STATED TASK —
Exactly as they appear, output all of the entries.

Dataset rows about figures
/---

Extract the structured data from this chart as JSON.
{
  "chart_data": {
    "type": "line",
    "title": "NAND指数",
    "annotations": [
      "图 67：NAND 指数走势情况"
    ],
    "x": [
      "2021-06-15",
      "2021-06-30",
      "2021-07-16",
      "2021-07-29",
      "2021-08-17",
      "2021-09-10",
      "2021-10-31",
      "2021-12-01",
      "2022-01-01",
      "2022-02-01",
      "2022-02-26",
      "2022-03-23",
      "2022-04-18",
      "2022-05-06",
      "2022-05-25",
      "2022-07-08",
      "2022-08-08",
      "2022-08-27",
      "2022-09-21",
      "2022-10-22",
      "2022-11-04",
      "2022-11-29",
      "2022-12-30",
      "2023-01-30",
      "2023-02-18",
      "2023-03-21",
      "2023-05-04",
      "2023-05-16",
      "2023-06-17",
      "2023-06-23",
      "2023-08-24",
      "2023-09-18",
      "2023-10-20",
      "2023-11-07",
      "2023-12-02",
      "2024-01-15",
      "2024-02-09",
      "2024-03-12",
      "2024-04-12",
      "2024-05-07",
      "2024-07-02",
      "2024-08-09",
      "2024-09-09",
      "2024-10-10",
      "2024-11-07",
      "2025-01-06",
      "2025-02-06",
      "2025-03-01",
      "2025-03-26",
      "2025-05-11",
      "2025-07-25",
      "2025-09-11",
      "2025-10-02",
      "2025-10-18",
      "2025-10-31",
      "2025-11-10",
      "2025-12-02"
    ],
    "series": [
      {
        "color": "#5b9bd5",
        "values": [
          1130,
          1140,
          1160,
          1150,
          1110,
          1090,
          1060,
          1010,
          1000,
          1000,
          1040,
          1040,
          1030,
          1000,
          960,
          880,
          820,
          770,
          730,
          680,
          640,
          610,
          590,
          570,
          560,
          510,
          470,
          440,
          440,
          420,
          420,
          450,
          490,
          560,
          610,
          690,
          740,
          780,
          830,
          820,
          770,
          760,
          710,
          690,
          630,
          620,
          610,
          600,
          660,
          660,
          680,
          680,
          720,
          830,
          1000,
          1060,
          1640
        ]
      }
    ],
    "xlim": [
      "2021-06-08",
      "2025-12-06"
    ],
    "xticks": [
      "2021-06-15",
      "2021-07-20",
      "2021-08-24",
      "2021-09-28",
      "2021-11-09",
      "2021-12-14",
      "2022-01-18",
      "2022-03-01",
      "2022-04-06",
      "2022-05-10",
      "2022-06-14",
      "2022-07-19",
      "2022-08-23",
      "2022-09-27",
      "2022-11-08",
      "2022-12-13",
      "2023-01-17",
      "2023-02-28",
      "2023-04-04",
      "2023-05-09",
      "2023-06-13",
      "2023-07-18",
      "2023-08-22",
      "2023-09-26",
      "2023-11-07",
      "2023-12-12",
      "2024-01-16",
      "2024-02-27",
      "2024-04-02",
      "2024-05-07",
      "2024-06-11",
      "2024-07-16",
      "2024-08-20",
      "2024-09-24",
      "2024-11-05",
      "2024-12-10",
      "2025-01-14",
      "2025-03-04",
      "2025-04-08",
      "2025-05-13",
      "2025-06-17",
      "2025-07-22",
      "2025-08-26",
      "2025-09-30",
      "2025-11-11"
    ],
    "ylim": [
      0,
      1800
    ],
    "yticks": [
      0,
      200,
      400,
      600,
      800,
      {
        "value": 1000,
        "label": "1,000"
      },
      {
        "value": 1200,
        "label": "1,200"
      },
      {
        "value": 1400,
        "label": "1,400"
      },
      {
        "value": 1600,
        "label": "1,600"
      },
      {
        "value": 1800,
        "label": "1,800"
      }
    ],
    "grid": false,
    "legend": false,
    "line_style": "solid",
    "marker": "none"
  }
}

\---

SOLUTION —
Extract the structured data from this chart as JSON.
{
  "chart_data": {
    "type": "line",
    "title": "NAND指数",
    "annotations": [
      "图 67：NAND 指数走势情况"
    ],
    "x": [
      "2021-06-15",
      "2021-06-30",
      "2021-07-16",
      "2021-07-29",
      "2021-08-17",
      "2021-09-10",
      "2021-10-31",
      "2021-12-01",
      "2022-01-01",
      "2022-02-01",
      "2022-02-26",
      "2022-03-23",
      "2022-04-18",
      "2022-05-06",
      "2022-05-25",
      "2022-07-08",
      "2022-08-08",
      "2022-08-27",
      "2022-09-21",
      "2022-10-22",
      "2022-11-04",
      "2022-11-29",
      "2022-12-30",
      "2023-01-30",
      "2023-02-18",
      "2023-03-21",
      "2023-05-04",
      "2023-05-16",
      "2023-06-17",
      "2023-06-23",
      "2023-08-24",
      "2023-09-18",
      "2023-10-20",
      "2023-11-07",
      "2023-12-02",
      "2024-01-15",
      "2024-02-09",
      "2024-03-12",
      "2024-04-12",
      "2024-05-07",
      "2024-07-02",
      "2024-08-09",
      "2024-09-09",
      "2024-10-10",
      "2024-11-07",
      "2025-01-06",
      "2025-02-06",
      "2025-03-01",
      "2025-03-26",
      "2025-05-11",
      "2025-07-25",
      "2025-09-11",
      "2025-10-02",
      "2025-10-18",
      "2025-10-31",
      "2025-11-10",
      "2025-12-02"
    ],
    "series": [
      {
        "color": "#5b9bd5",
        "values": [
          1130,
          1140,
          1160,
          1150,
          1110,
          1090,
          1060,
          1010,
          1000,
          1000,
          1040,
          1040,
          1030,
          1000,
          960,
          880,
          820,
          770,
          730,
          680,
          640,
          610,
          590,
          570,
          560,
          510,
          470,
          440,
          440,
          420,
          420,
          450,
          490,
          560,
          610,
          690,
          740,
          780,
          830,
          820,
          770,
          760,
          710,
          690,
          630,
          620,
          610,
          600,
          660,
          660,
          680,
          680,
          720,
          830,
          1000,
          1060,
          1640
        ]
      }
    ],
    "xlim": [
      "2021-06-08",
      "2025-12-06"
    ],
    "xticks": [
      "2021-06-15",
      "2021-07-20",
      "2021-08-24",
      "2021-09-28",
      "2021-11-09",
      "2021-12-14",
      "2022-01-18",
      "2022-03-01",
      "2022-04-06",
      "2022-05-10",
      "2022-06-14",
      "2022-07-19",
      "2022-08-23",
      "2022-09-27",
      "2022-11-08",
      "2022-12-13",
      "2023-01-17",
      "2023-02-28",
      "2023-04-04",
      "2023-05-09",
      "2023-06-13",
      "2023-07-18",
      "2023-08-22",
      "2023-09-26",
      "2023-11-07",
      "2023-12-12",
      "2024-01-16",
      "2024-02-27",
      "2024-04-02",
      "2024-05-07",
      "2024-06-11",
      "2024-07-16",
      "2024-08-20",
      "2024-09-24",
      "2024-11-05",
      "2024-12-10",
      "2025-01-14",
      "2025-03-04",
      "2025-04-08",
      "2025-05-13",
      "2025-06-17",
      "2025-07-22",
      "2025-08-26",
      "2025-09-30",
      "2025-11-11"
    ],
    "ylim": [
      0,
      1800
    ],
    "yticks": [
      0,
      200,
      400,
      600,
      800,
      {
        "value": 1000,
        "label": "1,000"
      },
      {
        "value": 1200,
        "label": "1,200"
      },
      {
        "value": 1400,
        "label": "1,400"
      },
      {
        "value": 1600,
        "label": "1,600"
      },
      {
        "value": 1800,
        "label": "1,800"
      }
    ],
    "grid": false,
    "legend": false,
    "line_style": "solid",
    "marker": "none"
  }
}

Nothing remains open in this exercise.